= GIVEN REQUEST =
Copy every record below exactly.

= AVAILABLE RECORDS =

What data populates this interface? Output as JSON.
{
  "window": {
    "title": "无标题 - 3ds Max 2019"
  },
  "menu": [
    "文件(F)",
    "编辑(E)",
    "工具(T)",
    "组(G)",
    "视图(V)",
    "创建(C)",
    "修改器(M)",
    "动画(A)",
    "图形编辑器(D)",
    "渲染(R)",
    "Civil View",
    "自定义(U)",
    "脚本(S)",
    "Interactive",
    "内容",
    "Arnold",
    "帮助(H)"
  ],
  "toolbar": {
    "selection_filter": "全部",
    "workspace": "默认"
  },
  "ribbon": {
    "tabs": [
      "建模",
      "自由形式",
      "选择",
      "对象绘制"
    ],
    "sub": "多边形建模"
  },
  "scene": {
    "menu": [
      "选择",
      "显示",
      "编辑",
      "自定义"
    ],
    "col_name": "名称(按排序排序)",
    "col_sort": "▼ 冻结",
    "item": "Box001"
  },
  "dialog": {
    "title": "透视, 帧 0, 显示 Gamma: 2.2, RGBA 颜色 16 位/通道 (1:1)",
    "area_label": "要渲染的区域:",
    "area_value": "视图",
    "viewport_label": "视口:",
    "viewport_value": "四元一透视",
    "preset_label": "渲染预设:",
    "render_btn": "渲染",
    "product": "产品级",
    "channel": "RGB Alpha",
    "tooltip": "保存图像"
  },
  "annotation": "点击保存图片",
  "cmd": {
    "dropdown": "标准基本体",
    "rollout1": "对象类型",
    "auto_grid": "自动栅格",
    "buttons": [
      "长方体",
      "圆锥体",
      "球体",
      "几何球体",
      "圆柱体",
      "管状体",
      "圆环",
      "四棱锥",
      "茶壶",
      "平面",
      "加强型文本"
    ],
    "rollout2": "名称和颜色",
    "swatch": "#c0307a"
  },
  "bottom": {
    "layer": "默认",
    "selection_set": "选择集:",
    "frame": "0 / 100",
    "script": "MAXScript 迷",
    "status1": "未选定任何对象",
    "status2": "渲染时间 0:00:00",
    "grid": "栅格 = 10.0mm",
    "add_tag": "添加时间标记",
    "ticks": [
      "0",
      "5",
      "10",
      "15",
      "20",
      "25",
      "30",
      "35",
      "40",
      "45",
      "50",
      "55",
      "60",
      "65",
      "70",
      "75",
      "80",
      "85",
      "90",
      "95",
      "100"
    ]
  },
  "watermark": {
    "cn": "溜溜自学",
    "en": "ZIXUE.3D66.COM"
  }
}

= FINISHED EXERCISE =
What data populates this interface? Output as JSON.
{
  "window": {
    "title": "无标题 - 3ds Max 2019"
  },
  "menu": [
    "文件(F)",
    "编辑(E)",
    "工具(T)",
    "组(G)",
    "视图(V)",
    "创建(C)",
    "修改器(M)",
    "动画(A)",
    "图形编辑器(D)",
    "渲染(R)",
    "Civil View",
    "自定义(U)",
    "脚本(S)",
    "Interactive",
    "内容",
    "Arnold",
    "帮助(H)"
  ],
  "toolbar": {
    "selection_filter": "全部",
    "workspace": "默认"
  },
  "ribbon": {
    "tabs": [
      "建模",
      "自由形式",
      "选择",
      "对象绘制"
    ],
    "sub": "多边形建模"
  },
  "scene": {
    "menu": [
      "选择",
      "显示",
      "编辑",
      "自定义"
    ],
    "col_name": "名称(按排序排序)",
    "col_sort": "▼ 冻结",
    "item": "Box001"
  },
  "dialog": {
    "title": "透视, 帧 0, 显示 Gamma: 2.2, RGBA 颜色 16 位/通道 (1:1)",
    "area_label": "要渲染的区域:",
    "area_value": "视图",
    "viewport_label": "视口:",
    "viewport_value": "四元一透视",
    "preset_label": "渲染预设:",
    "render_btn": "渲染",
    "product": "产品级",
    "channel": "RGB Alpha",
    "tooltip": "保存图像"
  },
  "annotation": "点击保存图片",
  "cmd": {
    "dropdown": "标准基本体",
    "rollout1": "对象类型",
    "auto_grid": "自动栅格",
    "buttons": [
      "长方体",
      "圆锥体",
      "球体",
      "几何球体",
      "圆柱体",
      "管状体",
      "圆环",
      "四棱锥",
      "茶壶",
      "平面",
      "加强型文本"
    ],
    "rollout2": "名称和颜色",
    "swatch": "#c0307a"
  },
  "bottom": {
    "layer": "默认",
    "selection_set": "选择集:",
    "frame": "0 / 100",
    "script": "MAXScript 迷",
    "status1": "未选定任何对象",
    "status2": "渲染时间 0:00:00",
    "grid": "栅格 = 10.0mm",
    "add_tag": "添加时间标记",
    "ticks": [
      "0",
      "5",
      "10",
      "15",
      "20",
      "25",
      "30",
      "35",
      "40",
      "45",
      "50",
      "55",
      "60",
      "65",
      "70",
      "75",
      "80",
      "85",
      "90",
      "95",
      "100"
    ]
  },
  "watermark": {
    "cn": "溜溜自学",
    "en": "ZIXUE.3D66.COM"
  }
}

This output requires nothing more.